» Aim of the task
Every entry should be repeated exactly. Omit the pictures.

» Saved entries
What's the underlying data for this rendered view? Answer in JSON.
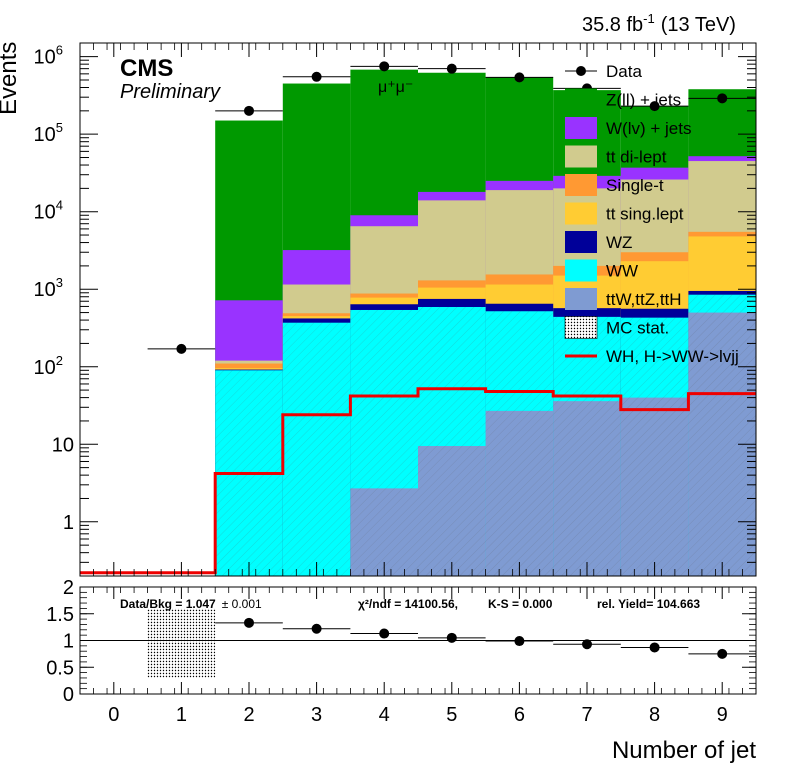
{
  "chart_data": [
    {
      "type": "stacked-histogram-log",
      "header_lumi": "35.8 fb",
      "header_lumi_exp": "-1",
      "header_energy": "(13 TeV)",
      "ylabel": "Events",
      "xlabel": "Number of jet",
      "experiment": "CMS",
      "status": "Preliminary",
      "channel": "μ⁺μ⁻",
      "ylim": [
        0.2,
        1500000
      ],
      "yscale": "log",
      "xlim": [
        -0.5,
        9.5
      ],
      "yticks": [
        {
          "v": 1,
          "label": "1"
        },
        {
          "v": 10,
          "label": "10"
        },
        {
          "v": 100,
          "label": "10",
          "exp": "2"
        },
        {
          "v": 1000,
          "label": "10",
          "exp": "3"
        },
        {
          "v": 10000,
          "label": "10",
          "exp": "4"
        },
        {
          "v": 100000,
          "label": "10",
          "exp": "5"
        },
        {
          "v": 1000000,
          "label": "10",
          "exp": "6"
        }
      ],
      "stack_cumulative": [
        {
          "name": "ttW,ttZ,ttH",
          "color": "#7f9bd2",
          "hatch": true,
          "values": [
            0,
            0,
            0,
            0,
            2.7,
            9.5,
            27,
            36,
            40,
            500
          ]
        },
        {
          "name": "WW",
          "color": "#00ffff",
          "hatch": true,
          "values": [
            0,
            0,
            90,
            370,
            540,
            590,
            520,
            440,
            430,
            850
          ]
        },
        {
          "name": "WZ",
          "color": "#000099",
          "values": [
            0,
            0,
            92,
            420,
            640,
            750,
            650,
            570,
            560,
            950
          ]
        },
        {
          "name": "tt sing.lept",
          "color": "#ffcc33",
          "values": [
            0,
            0,
            96,
            450,
            780,
            1050,
            1150,
            1500,
            2300,
            4800
          ]
        },
        {
          "name": "Single-t",
          "color": "#ff9933",
          "values": [
            0,
            0,
            110,
            490,
            880,
            1300,
            1550,
            2000,
            3000,
            5500
          ]
        },
        {
          "name": "tt di-lept",
          "color": "#d1cb8e",
          "values": [
            0,
            0,
            120,
            1150,
            6500,
            14000,
            19000,
            20000,
            26000,
            45000
          ]
        },
        {
          "name": "W(lv) + jets",
          "color": "#9933ff",
          "values": [
            0,
            0,
            720,
            3200,
            9000,
            18000,
            25000,
            29000,
            37000,
            52000
          ]
        },
        {
          "name": "Z(ll) + jets",
          "color": "#009900",
          "values": [
            0,
            0,
            150000,
            450000,
            680000,
            620000,
            540000,
            370000,
            230000,
            380000
          ]
        }
      ],
      "signal": {
        "name": "WH, H->WW->lvjj",
        "color": "#ee0000",
        "values": [
          0.22,
          0.22,
          4.2,
          24,
          42,
          52,
          48,
          42,
          28,
          45
        ]
      },
      "data": {
        "name": "Data",
        "x": [
          1,
          2,
          3,
          4,
          5,
          6,
          7,
          8,
          9
        ],
        "values": [
          170,
          200000,
          550000,
          750000,
          700000,
          540000,
          390000,
          230000,
          290000
        ]
      },
      "legend": [
        {
          "name": "Data",
          "kind": "marker"
        },
        {
          "name": "Z(ll) + jets",
          "kind": "fill",
          "color": "#009900"
        },
        {
          "name": "W(lv) + jets",
          "kind": "fill",
          "color": "#9933ff"
        },
        {
          "name": "tt di-lept",
          "kind": "fill",
          "color": "#d1cb8e"
        },
        {
          "name": "Single-t",
          "kind": "fill",
          "color": "#ff9933"
        },
        {
          "name": "tt sing.lept",
          "kind": "fill",
          "color": "#ffcc33"
        },
        {
          "name": "WZ",
          "kind": "fill",
          "color": "#000099"
        },
        {
          "name": "WW",
          "kind": "fill",
          "color": "#00ffff"
        },
        {
          "name": "ttW,ttZ,ttH",
          "kind": "fill",
          "color": "#7f9bd2"
        },
        {
          "name": "MC stat.",
          "kind": "stat"
        },
        {
          "name": "WH, H->WW->lvjj",
          "kind": "line",
          "color": "#ee0000"
        }
      ]
    },
    {
      "type": "ratio",
      "ylim": [
        0,
        2
      ],
      "yticks": [
        0,
        0.5,
        1,
        1.5,
        2
      ],
      "ytick_labels": [
        "0",
        "0.5",
        "1",
        "1.5",
        "2"
      ],
      "xticks": [
        0,
        1,
        2,
        3,
        4,
        5,
        6,
        7,
        8,
        9
      ],
      "xtick_labels": [
        "0",
        "1",
        "2",
        "3",
        "4",
        "5",
        "6",
        "7",
        "8",
        "9"
      ],
      "ratio_x": [
        2,
        3,
        4,
        5,
        6,
        7,
        8,
        9
      ],
      "ratio_values": [
        1.33,
        1.22,
        1.13,
        1.05,
        0.99,
        0.93,
        0.87,
        0.75
      ],
      "stat_band": {
        "x_range": [
          0.5,
          1.5
        ],
        "y_range": [
          0.3,
          1.6
        ]
      },
      "text_data_bkg": "Data/Bkg = 1.047",
      "text_data_bkg_err": "± 0.001",
      "text_chi2": "χ²/ndf = 14100.56,",
      "text_ks": "K-S = 0.000",
      "text_yield": "rel. Yield= 104.663"
    }
  ]
}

» Result of the exercise
What's the underlying data for this rendered view? Answer in JSON.
{
  "chart_data": [
    {
      "type": "stacked-histogram-log",
      "header_lumi": "35.8 fb",
      "header_lumi_exp": "-1",
      "header_energy": "(13 TeV)",
      "ylabel": "Events",
      "xlabel": "Number of jet",
      "experiment": "CMS",
      "status": "Preliminary",
      "channel": "μ⁺μ⁻",
      "ylim": [
        0.2,
        1500000
      ],
      "yscale": "log",
      "xlim": [
        -0.5,
        9.5
      ],
      "yticks": [
        {
          "v": 1,
          "label": "1"
        },
        {
          "v": 10,
          "label": "10"
        },
        {
          "v": 100,
          "label": "10",
          "exp": "2"
        },
        {
          "v": 1000,
          "label": "10",
          "exp": "3"
        },
        {
          "v": 10000,
          "label": "10",
          "exp": "4"
        },
        {
          "v": 100000,
          "label": "10",
          "exp": "5"
        },
        {
          "v": 1000000,
          "label": "10",
          "exp": "6"
        }
      ],
      "stack_cumulative": [
        {
          "name": "ttW,ttZ,ttH",
          "color": "#7f9bd2",
          "hatch": true,
          "values": [
            0,
            0,
            0,
            0,
            2.7,
            9.5,
            27,
            36,
            40,
            500
          ]
        },
        {
          "name": "WW",
          "color": "#00ffff",
          "hatch": true,
          "values": [
            0,
            0,
            90,
            370,
            540,
            590,
            520,
            440,
            430,
            850
          ]
        },
        {
          "name": "WZ",
          "color": "#000099",
          "values": [
            0,
            0,
            92,
            420,
            640,
            750,
            650,
            570,
            560,
            950
          ]
        },
        {
          "name": "tt sing.lept",
          "color": "#ffcc33",
          "values": [
            0,
            0,
            96,
            450,
            780,
            1050,
            1150,
            1500,
            2300,
            4800
          ]
        },
        {
          "name": "Single-t",
          "color": "#ff9933",
          "values": [
            0,
            0,
            110,
            490,
            880,
            1300,
            1550,
            2000,
            3000,
            5500
          ]
        },
        {
          "name": "tt di-lept",
          "color": "#d1cb8e",
          "values": [
            0,
            0,
            120,
            1150,
            6500,
            14000,
            19000,
            20000,
            26000,
            45000
          ]
        },
        {
          "name": "W(lv) + jets",
          "color": "#9933ff",
          "values": [
            0,
            0,
            720,
            3200,
            9000,
            18000,
            25000,
            29000,
            37000,
            52000
          ]
        },
        {
          "name": "Z(ll) + jets",
          "color": "#009900",
          "values": [
            0,
            0,
            150000,
            450000,
            680000,
            620000,
            540000,
            370000,
            230000,
            380000
          ]
        }
      ],
      "signal": {
        "name": "WH, H->WW->lvjj",
        "color": "#ee0000",
        "values": [
          0.22,
          0.22,
          4.2,
          24,
          42,
          52,
          48,
          42,
          28,
          45
        ]
      },
      "data": {
        "name": "Data",
        "x": [
          1,
          2,
          3,
          4,
          5,
          6,
          7,
          8,
          9
        ],
        "values": [
          170,
          200000,
          550000,
          750000,
          700000,
          540000,
          390000,
          230000,
          290000
        ]
      },
      "legend": [
        {
          "name": "Data",
          "kind": "marker"
        },
        {
          "name": "Z(ll) + jets",
          "kind": "fill",
          "color": "#009900"
        },
        {
          "name": "W(lv) + jets",
          "kind": "fill",
          "color": "#9933ff"
        },
        {
          "name": "tt di-lept",
          "kind": "fill",
          "color": "#d1cb8e"
        },
        {
          "name": "Single-t",
          "kind": "fill",
          "color": "#ff9933"
        },
        {
          "name": "tt sing.lept",
          "kind": "fill",
          "color": "#ffcc33"
        },
        {
          "name": "WZ",
          "kind": "fill",
          "color": "#000099"
        },
        {
          "name": "WW",
          "kind": "fill",
          "color": "#00ffff"
        },
        {
          "name": "ttW,ttZ,ttH",
          "kind": "fill",
          "color": "#7f9bd2"
        },
        {
          "name": "MC stat.",
          "kind": "stat"
        },
        {
          "name": "WH, H->WW->lvjj",
          "kind": "line",
          "color": "#ee0000"
        }
      ]
    },
    {
      "type": "ratio",
      "ylim": [
        0,
        2
      ],
      "yticks": [
        0,
        0.5,
        1,
        1.5,
        2
      ],
      "ytick_labels": [
        "0",
        "0.5",
        "1",
        "1.5",
        "2"
      ],
      "xticks": [
        0,
        1,
        2,
        3,
        4,
        5,
        6,
        7,
        8,
        9
      ],
      "xtick_labels": [
        "0",
        "1",
        "2",
        "3",
        "4",
        "5",
        "6",
        "7",
        "8",
        "9"
      ],
      "ratio_x": [
        2,
        3,
        4,
        5,
        6,
        7,
        8,
        9
      ],
      "ratio_values": [
        1.33,
        1.22,
        1.13,
        1.05,
        0.99,
        0.93,
        0.87,
        0.75
      ],
      "stat_band": {
        "x_range": [
          0.5,
          1.5
        ],
        "y_range": [
          0.3,
          1.6
        ]
      },
      "text_data_bkg": "Data/Bkg = 1.047",
      "text_data_bkg_err": "± 0.001",
      "text_chi2": "χ²/ndf = 14100.56,",
      "text_ks": "K-S = 0.000",
      "text_yield": "rel. Yield= 104.663"
    }
  ]
}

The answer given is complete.